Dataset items
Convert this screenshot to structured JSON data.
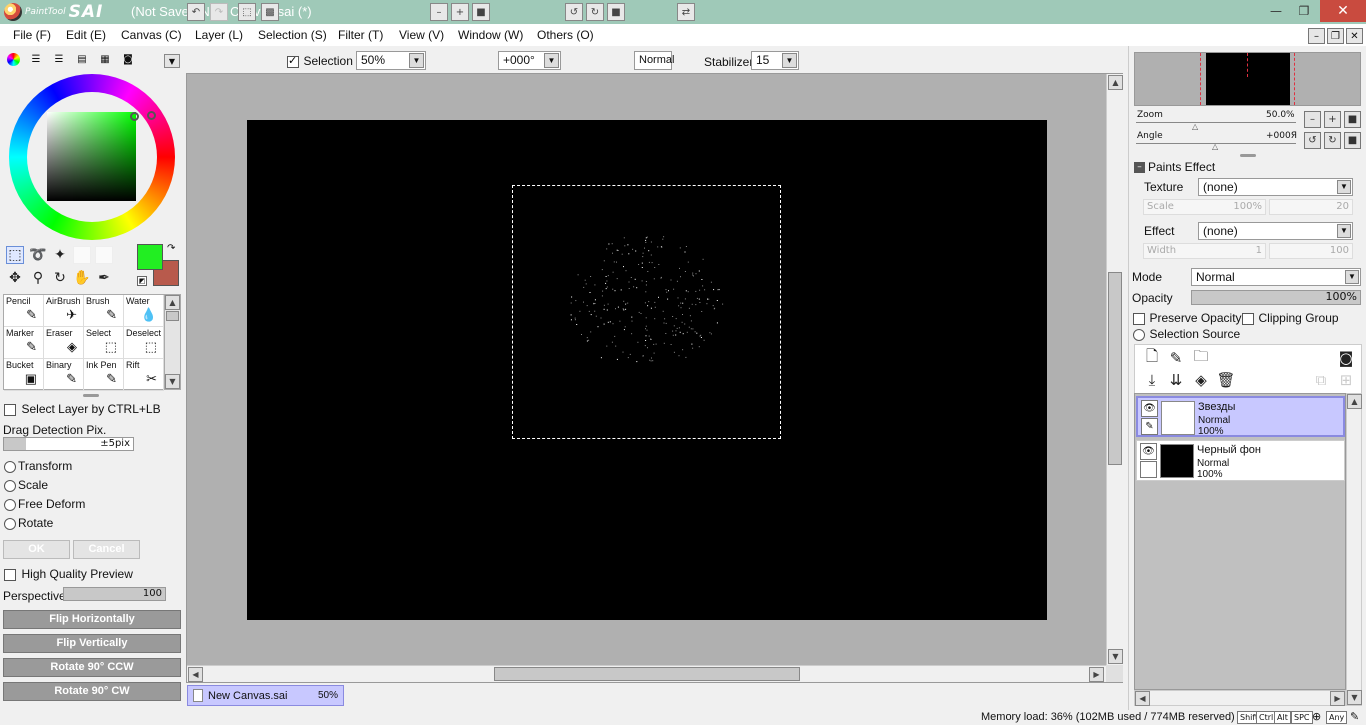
{
  "titlebar": {
    "logo_small": "PaintTool",
    "logo_big": "SAI",
    "title": "(Not Saved)New Canvas.sai (*)"
  },
  "menu": [
    "File (F)",
    "Edit (E)",
    "Canvas (C)",
    "Layer (L)",
    "Selection (S)",
    "Filter (T)",
    "View (V)",
    "Window (W)",
    "Others (O)"
  ],
  "toolbar": {
    "selection_label": "Selection",
    "zoom_value": "50%",
    "angle_value": "+000°",
    "blend_mode": "Normal",
    "stabilizer_label": "Stabilizer",
    "stabilizer_value": "15"
  },
  "tools": [
    {
      "label": "Pencil",
      "icon": "✎"
    },
    {
      "label": "AirBrush",
      "icon": "✈"
    },
    {
      "label": "Brush",
      "icon": "✎"
    },
    {
      "label": "Water",
      "icon": "💧"
    },
    {
      "label": "Marker",
      "icon": "✎"
    },
    {
      "label": "Eraser",
      "icon": "◈"
    },
    {
      "label": "Select",
      "icon": "⬚"
    },
    {
      "label": "Deselect",
      "icon": "⬚"
    },
    {
      "label": "Bucket",
      "icon": "▣"
    },
    {
      "label": "Binary",
      "icon": "✎"
    },
    {
      "label": "Ink Pen",
      "icon": "✎"
    },
    {
      "label": "Rift",
      "icon": "✂"
    }
  ],
  "left": {
    "select_layer_label": "Select Layer by CTRL+LB",
    "drag_detection_label": "Drag Detection Pix.",
    "drag_detection_value": "±5pix",
    "transform_options": [
      "Transform",
      "Scale",
      "Free Deform",
      "Rotate"
    ],
    "ok_label": "OK",
    "cancel_label": "Cancel",
    "hq_preview_label": "High Quality Preview",
    "perspective_label": "Perspective",
    "perspective_value": "100",
    "flip_h_label": "Flip Horizontally",
    "flip_v_label": "Flip Vertically",
    "rotate_ccw_label": "Rotate 90° CCW",
    "rotate_cw_label": "Rotate 90° CW",
    "primary_color": "#22ee22",
    "secondary_color": "#b85a4c"
  },
  "navigator": {
    "zoom_label": "Zoom",
    "zoom_value": "50.0%",
    "angle_label": "Angle",
    "angle_value": "+000Я"
  },
  "paints_effect": {
    "title": "Paints Effect",
    "texture_label": "Texture",
    "texture_value": "(none)",
    "scale_label": "Scale",
    "scale_value": "100%",
    "scale_num": "20",
    "effect_label": "Effect",
    "effect_value": "(none)",
    "width_label": "Width",
    "width_value": "1",
    "width_num": "100"
  },
  "layer_props": {
    "mode_label": "Mode",
    "mode_value": "Normal",
    "opacity_label": "Opacity",
    "opacity_value": "100%",
    "preserve_label": "Preserve Opacity",
    "clipping_label": "Clipping Group",
    "selection_source_label": "Selection Source"
  },
  "layers": [
    {
      "name": "Звезды",
      "mode": "Normal",
      "opacity": "100%",
      "thumb": "#ffffff",
      "selected": true
    },
    {
      "name": "Черный фон",
      "mode": "Normal",
      "opacity": "100%",
      "thumb": "#000000",
      "selected": false
    }
  ],
  "doc_tab": {
    "name": "New Canvas.sai",
    "zoom": "50%"
  },
  "status": {
    "memory": "Memory load: 36% (102MB used / 774MB reserved)",
    "keys": [
      "Shift",
      "Ctrl",
      "Alt",
      "SPC",
      "Any"
    ]
  }
}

• Instruction: Omit every picture while copying the listing above exactly.

• Finished answer:
Convert this screenshot to structured JSON data.
{
  "titlebar": {
    "logo_small": "PaintTool",
    "logo_big": "SAI",
    "title": "(Not Saved)New Canvas.sai (*)"
  },
  "menu": [
    "File (F)",
    "Edit (E)",
    "Canvas (C)",
    "Layer (L)",
    "Selection (S)",
    "Filter (T)",
    "View (V)",
    "Window (W)",
    "Others (O)"
  ],
  "toolbar": {
    "selection_label": "Selection",
    "zoom_value": "50%",
    "angle_value": "+000°",
    "blend_mode": "Normal",
    "stabilizer_label": "Stabilizer",
    "stabilizer_value": "15"
  },
  "tools": [
    {
      "label": "Pencil",
      "icon": "✎"
    },
    {
      "label": "AirBrush",
      "icon": "✈"
    },
    {
      "label": "Brush",
      "icon": "✎"
    },
    {
      "label": "Water",
      "icon": "💧"
    },
    {
      "label": "Marker",
      "icon": "✎"
    },
    {
      "label": "Eraser",
      "icon": "◈"
    },
    {
      "label": "Select",
      "icon": "⬚"
    },
    {
      "label": "Deselect",
      "icon": "⬚"
    },
    {
      "label": "Bucket",
      "icon": "▣"
    },
    {
      "label": "Binary",
      "icon": "✎"
    },
    {
      "label": "Ink Pen",
      "icon": "✎"
    },
    {
      "label": "Rift",
      "icon": "✂"
    }
  ],
  "left": {
    "select_layer_label": "Select Layer by CTRL+LB",
    "drag_detection_label": "Drag Detection Pix.",
    "drag_detection_value": "±5pix",
    "transform_options": [
      "Transform",
      "Scale",
      "Free Deform",
      "Rotate"
    ],
    "ok_label": "OK",
    "cancel_label": "Cancel",
    "hq_preview_label": "High Quality Preview",
    "perspective_label": "Perspective",
    "perspective_value": "100",
    "flip_h_label": "Flip Horizontally",
    "flip_v_label": "Flip Vertically",
    "rotate_ccw_label": "Rotate 90° CCW",
    "rotate_cw_label": "Rotate 90° CW",
    "primary_color": "#22ee22",
    "secondary_color": "#b85a4c"
  },
  "navigator": {
    "zoom_label": "Zoom",
    "zoom_value": "50.0%",
    "angle_label": "Angle",
    "angle_value": "+000Я"
  },
  "paints_effect": {
    "title": "Paints Effect",
    "texture_label": "Texture",
    "texture_value": "(none)",
    "scale_label": "Scale",
    "scale_value": "100%",
    "scale_num": "20",
    "effect_label": "Effect",
    "effect_value": "(none)",
    "width_label": "Width",
    "width_value": "1",
    "width_num": "100"
  },
  "layer_props": {
    "mode_label": "Mode",
    "mode_value": "Normal",
    "opacity_label": "Opacity",
    "opacity_value": "100%",
    "preserve_label": "Preserve Opacity",
    "clipping_label": "Clipping Group",
    "selection_source_label": "Selection Source"
  },
  "layers": [
    {
      "name": "Звезды",
      "mode": "Normal",
      "opacity": "100%",
      "thumb": "#ffffff",
      "selected": true
    },
    {
      "name": "Черный фон",
      "mode": "Normal",
      "opacity": "100%",
      "thumb": "#000000",
      "selected": false
    }
  ],
  "doc_tab": {
    "name": "New Canvas.sai",
    "zoom": "50%"
  },
  "status": {
    "memory": "Memory load: 36% (102MB used / 774MB reserved)",
    "keys": [
      "Shift",
      "Ctrl",
      "Alt",
      "SPC",
      "Any"
    ]
  }
}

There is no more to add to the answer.